Polarforschung: Tauwetter
Die Antarktis ist die große Unbekannte im globalen Klimapoker: Verliert sie netto an Eismasse und steigert damit den Meeresspiegel? Oder schneit es tatsächlich mehr, und ihre Gletscher gewinnen an Volumen? Neue Daten überraschen und erregen Besorgnis.
Neunzig Prozent der globalen Eismassen türmen sich in der Antarktis und binden drei Viertel aller Süßwasserreserven des Planeten. An seiner dicksten Stelle misst der Eispanzer viereinhalb Kilometer und bedeckt im Winter – wenn das Meer zufriert – maximal dreißig Millionen Quadratkilometer. Gerade einmal zweieinhalb Prozent des Südkontinents bleiben dauerhaft eisfrei, weil es dort zu trocken ist oder das Terrain zu steil: Die Antarktis kann also getrost als Gefrierfach der Erde bezeichnet werden.
Folglich schmelzen dort die Eiszungen und schwindet das Schelfeis: Neun von zehn Gletschern haben sich in den letzten Jahrzehnten zurückgezogen und nackten Fels freigelegt. Gleichzeitig zerbröckelt das große Larsen-Eisschelf vor der Küste, das nach bisherigem Kenntnisstand während der letzten 10 000 Jahre durchweg stabil war. Nun aber gibt sein Verlust die Küste und die dortigen Gletscher den Kräften des Meeres preis, was beider Erosion verstärkt. Rund sechzig Milliarden Tonnen Eis sollen dort allein 2006 verschwunden sein.

::::

*Zu erledigende Aufgaben*
• 1. Schreiben Sie aus dem Text über das Antarktiseis den Abschnitt zwischen „Folglich schmelzen dort“ und „2006 verschwunden sein.“ ab, beide Stellen eingeschlossen.
• 2. Bitte setzen Sie den Text über das Antarktiseis im Anschluss an seinen letzten Satz fort.

*Bereitgestelltes Material*
::::

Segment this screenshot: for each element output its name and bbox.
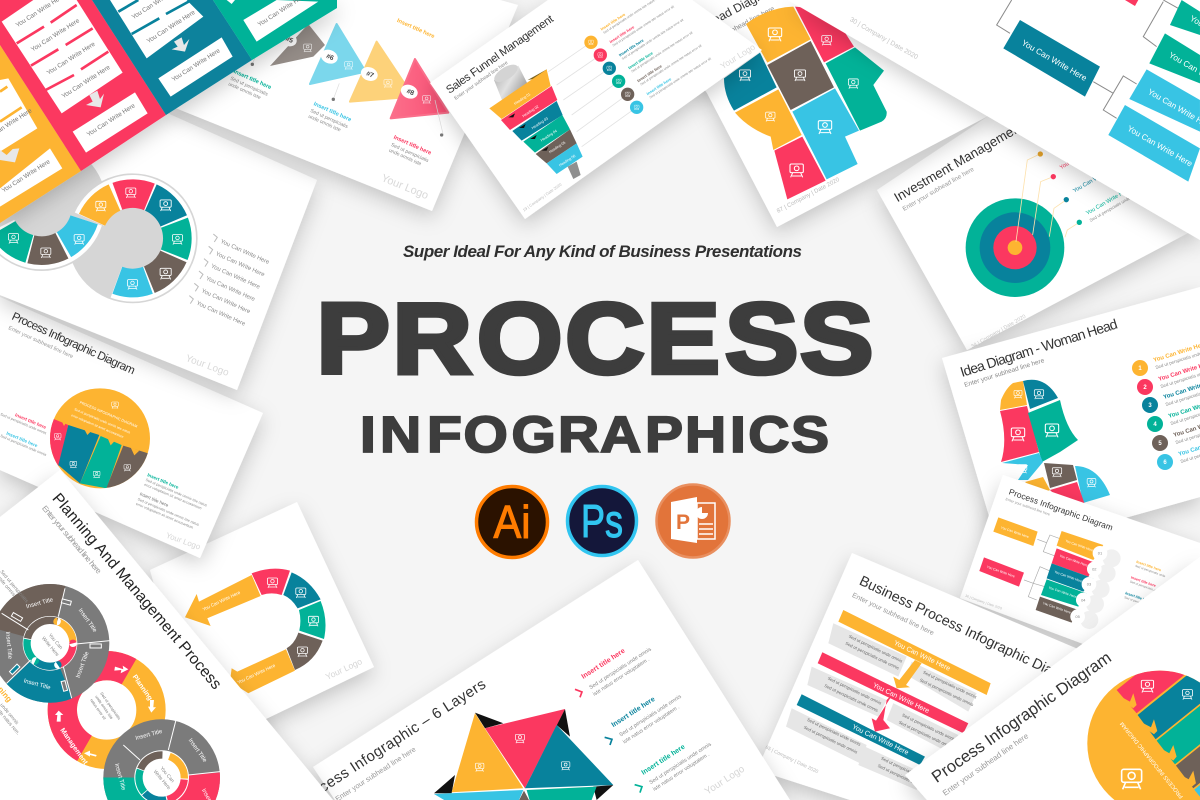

::::

*Die Lösungen*
• 1.
Folglich schmelzen dort die Eiszungen und schwindet das Schelfeis: Neun von zehn Gletschern haben sich in den letzten Jahrzehnten zurückgezogen und nackten Fels freigelegt. Gleichzeitig zerbröckelt das große Larsen-Eisschelf vor der Küste, das nach bisherigem Kenntnisstand während der letzten 10 000 Jahre durchweg stabil war. Nun aber gibt sein Verlust die Küste und die dortigen Gletscher den Kräften des Meeres preis, was beider Erosion verstärkt. Rund sechzig Milliarden Tonnen Eis sollen dort allein 2006 verschwunden sein.

• 2.
Uneinheitliche Hälften
Etwas komplizierter sieht das Bild für den großen Rest der Antarktis aus, die von Wissenschaftlern grob in einen kleineren West- und in einen größeren Ostteil unterschieden wird. Ihre Entwicklung geht bislang nach mehrheitlicher Meinung auseinander: Im Westen tauen die Gletscher wohl langsam ab und verloren wiederum 2006 etwa 132 Milliarden Tonnen Masse, wie Eric Rignot von der Universität von Kalifornien in Irvine und seine Kollegen nun bekanntgaben. Bereits kurz vorher meldeten Wissenschaftler um Marco Tedesco vom Joint Center for Earth Systems Technology, dass sich seit Mitte der 1980er Jahre die zeitweilige Schmelze bis zu 800 Kilometer entfernt von der Küste ausgebreitet hat und selbst Höhen von 1600 Metern über dem Meeresspiegel erreicht. Zugleich herrscht an immer mehr Tagen Tauwetter.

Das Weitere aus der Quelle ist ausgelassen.